§ **REQUIREMENT**
Reproduce every entry below precisely; do not include the pictures.

————————

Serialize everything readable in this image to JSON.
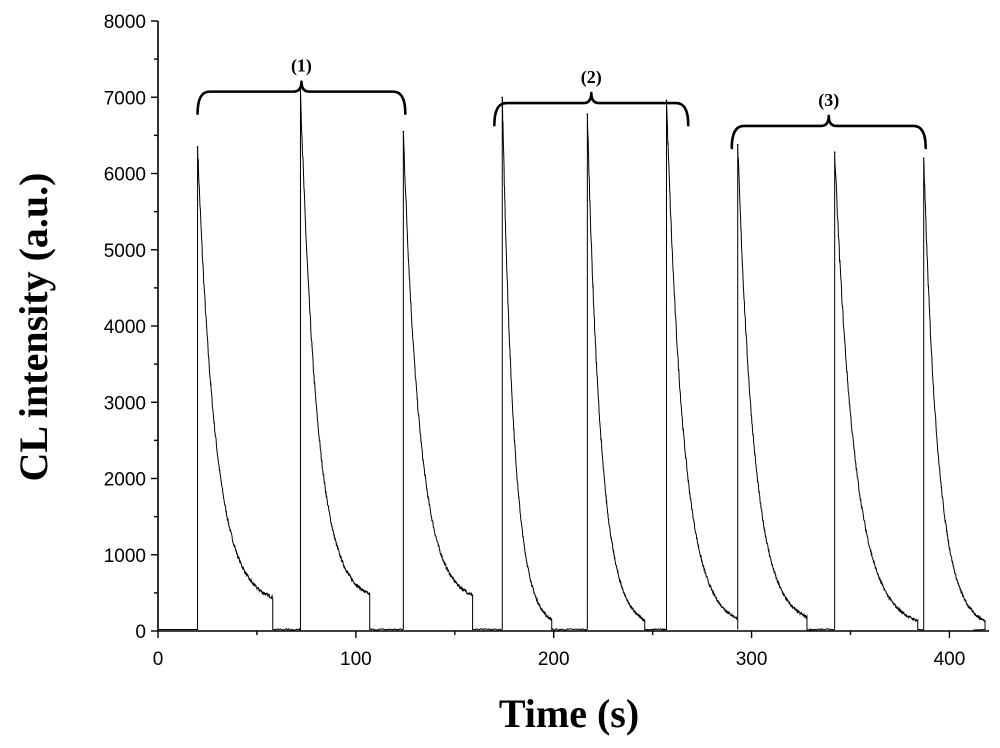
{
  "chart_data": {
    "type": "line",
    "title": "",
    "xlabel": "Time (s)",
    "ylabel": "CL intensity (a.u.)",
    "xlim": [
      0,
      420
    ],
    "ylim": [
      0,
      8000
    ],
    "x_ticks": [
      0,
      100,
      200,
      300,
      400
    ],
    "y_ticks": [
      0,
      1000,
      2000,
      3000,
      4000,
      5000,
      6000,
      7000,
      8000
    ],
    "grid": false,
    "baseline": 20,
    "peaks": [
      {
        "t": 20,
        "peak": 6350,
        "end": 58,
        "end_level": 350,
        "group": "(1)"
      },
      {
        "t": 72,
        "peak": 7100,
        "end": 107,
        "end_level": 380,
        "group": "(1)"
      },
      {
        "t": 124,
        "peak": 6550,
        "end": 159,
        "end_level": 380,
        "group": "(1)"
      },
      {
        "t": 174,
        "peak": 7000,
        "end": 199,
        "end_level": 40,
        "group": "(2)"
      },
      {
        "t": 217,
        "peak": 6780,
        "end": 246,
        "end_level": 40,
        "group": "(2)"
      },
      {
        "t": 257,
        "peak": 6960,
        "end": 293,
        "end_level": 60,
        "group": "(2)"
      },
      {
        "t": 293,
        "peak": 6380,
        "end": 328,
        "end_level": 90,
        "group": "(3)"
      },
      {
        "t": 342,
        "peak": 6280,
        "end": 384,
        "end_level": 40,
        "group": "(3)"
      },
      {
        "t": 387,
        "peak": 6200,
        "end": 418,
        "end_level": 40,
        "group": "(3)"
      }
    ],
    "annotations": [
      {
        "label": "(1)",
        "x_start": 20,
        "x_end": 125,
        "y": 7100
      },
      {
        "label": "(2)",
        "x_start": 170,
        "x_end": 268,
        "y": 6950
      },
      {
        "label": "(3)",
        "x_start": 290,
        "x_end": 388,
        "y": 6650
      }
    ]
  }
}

————————

§ **OUTPUT BELOW**
Serialize everything readable in this image to JSON.
{
  "chart_data": {
    "type": "line",
    "title": "",
    "xlabel": "Time (s)",
    "ylabel": "CL intensity (a.u.)",
    "xlim": [
      0,
      420
    ],
    "ylim": [
      0,
      8000
    ],
    "x_ticks": [
      0,
      100,
      200,
      300,
      400
    ],
    "y_ticks": [
      0,
      1000,
      2000,
      3000,
      4000,
      5000,
      6000,
      7000,
      8000
    ],
    "grid": false,
    "baseline": 20,
    "peaks": [
      {
        "t": 20,
        "peak": 6350,
        "end": 58,
        "end_level": 350,
        "group": "(1)"
      },
      {
        "t": 72,
        "peak": 7100,
        "end": 107,
        "end_level": 380,
        "group": "(1)"
      },
      {
        "t": 124,
        "peak": 6550,
        "end": 159,
        "end_level": 380,
        "group": "(1)"
      },
      {
        "t": 174,
        "peak": 7000,
        "end": 199,
        "end_level": 40,
        "group": "(2)"
      },
      {
        "t": 217,
        "peak": 6780,
        "end": 246,
        "end_level": 40,
        "group": "(2)"
      },
      {
        "t": 257,
        "peak": 6960,
        "end": 293,
        "end_level": 60,
        "group": "(2)"
      },
      {
        "t": 293,
        "peak": 6380,
        "end": 328,
        "end_level": 90,
        "group": "(3)"
      },
      {
        "t": 342,
        "peak": 6280,
        "end": 384,
        "end_level": 40,
        "group": "(3)"
      },
      {
        "t": 387,
        "peak": 6200,
        "end": 418,
        "end_level": 40,
        "group": "(3)"
      }
    ],
    "annotations": [
      {
        "label": "(1)",
        "x_start": 20,
        "x_end": 125,
        "y": 7100
      },
      {
        "label": "(2)",
        "x_start": 170,
        "x_end": 268,
        "y": 6950
      },
      {
        "label": "(3)",
        "x_start": 290,
        "x_end": 388,
        "y": 6650
      }
    ]
  }
}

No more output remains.